(Materials provided)

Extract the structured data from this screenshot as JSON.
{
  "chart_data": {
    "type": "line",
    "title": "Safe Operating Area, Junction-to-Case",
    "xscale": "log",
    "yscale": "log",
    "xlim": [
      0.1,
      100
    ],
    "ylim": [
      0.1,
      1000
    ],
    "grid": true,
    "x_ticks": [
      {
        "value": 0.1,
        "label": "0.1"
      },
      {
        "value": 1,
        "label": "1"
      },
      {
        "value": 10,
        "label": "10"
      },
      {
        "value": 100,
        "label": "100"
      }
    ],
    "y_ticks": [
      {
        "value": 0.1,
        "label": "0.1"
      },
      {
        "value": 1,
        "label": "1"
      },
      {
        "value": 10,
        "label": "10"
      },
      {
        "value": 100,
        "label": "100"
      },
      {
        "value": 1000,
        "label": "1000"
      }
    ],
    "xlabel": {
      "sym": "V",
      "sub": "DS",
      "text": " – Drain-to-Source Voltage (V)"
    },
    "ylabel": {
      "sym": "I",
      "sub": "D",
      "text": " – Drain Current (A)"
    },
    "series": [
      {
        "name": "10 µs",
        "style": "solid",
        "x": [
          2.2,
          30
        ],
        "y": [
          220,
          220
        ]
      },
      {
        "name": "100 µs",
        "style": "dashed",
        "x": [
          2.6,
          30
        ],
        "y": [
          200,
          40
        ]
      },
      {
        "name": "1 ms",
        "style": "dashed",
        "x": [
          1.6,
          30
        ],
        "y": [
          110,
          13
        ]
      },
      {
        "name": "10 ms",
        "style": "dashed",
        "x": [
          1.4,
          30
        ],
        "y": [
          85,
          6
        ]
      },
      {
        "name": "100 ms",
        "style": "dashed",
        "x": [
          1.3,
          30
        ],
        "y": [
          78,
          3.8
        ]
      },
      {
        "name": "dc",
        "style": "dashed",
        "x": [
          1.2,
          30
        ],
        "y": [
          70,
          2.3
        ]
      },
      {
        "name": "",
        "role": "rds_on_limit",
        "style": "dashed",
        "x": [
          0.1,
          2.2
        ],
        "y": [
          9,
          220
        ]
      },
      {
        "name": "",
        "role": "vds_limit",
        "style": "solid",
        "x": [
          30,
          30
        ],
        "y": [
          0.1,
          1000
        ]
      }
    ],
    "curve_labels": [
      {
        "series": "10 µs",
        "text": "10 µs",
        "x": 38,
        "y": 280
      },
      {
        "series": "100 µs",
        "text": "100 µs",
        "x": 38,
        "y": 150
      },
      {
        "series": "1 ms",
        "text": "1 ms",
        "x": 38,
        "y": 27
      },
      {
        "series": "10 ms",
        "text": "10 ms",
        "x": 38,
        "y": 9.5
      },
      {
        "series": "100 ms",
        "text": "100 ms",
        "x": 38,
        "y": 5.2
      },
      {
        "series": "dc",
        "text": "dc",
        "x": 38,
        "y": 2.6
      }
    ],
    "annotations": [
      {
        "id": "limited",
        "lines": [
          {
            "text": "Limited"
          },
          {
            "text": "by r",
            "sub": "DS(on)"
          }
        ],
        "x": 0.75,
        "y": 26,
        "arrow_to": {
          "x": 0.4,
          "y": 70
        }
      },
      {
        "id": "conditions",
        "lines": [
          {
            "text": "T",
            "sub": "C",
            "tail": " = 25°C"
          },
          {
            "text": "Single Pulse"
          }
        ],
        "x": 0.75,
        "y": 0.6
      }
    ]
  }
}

(What to work on) Filter the records above for "name" and copy every matching line.

(Solution to this task)
        "name": "10 µs",
        "name": "100 µs",
        "name": "1 ms",
        "name": "10 ms",
        "name": "100 ms",
        "name": "dc",
        "name": "",
        "name": "",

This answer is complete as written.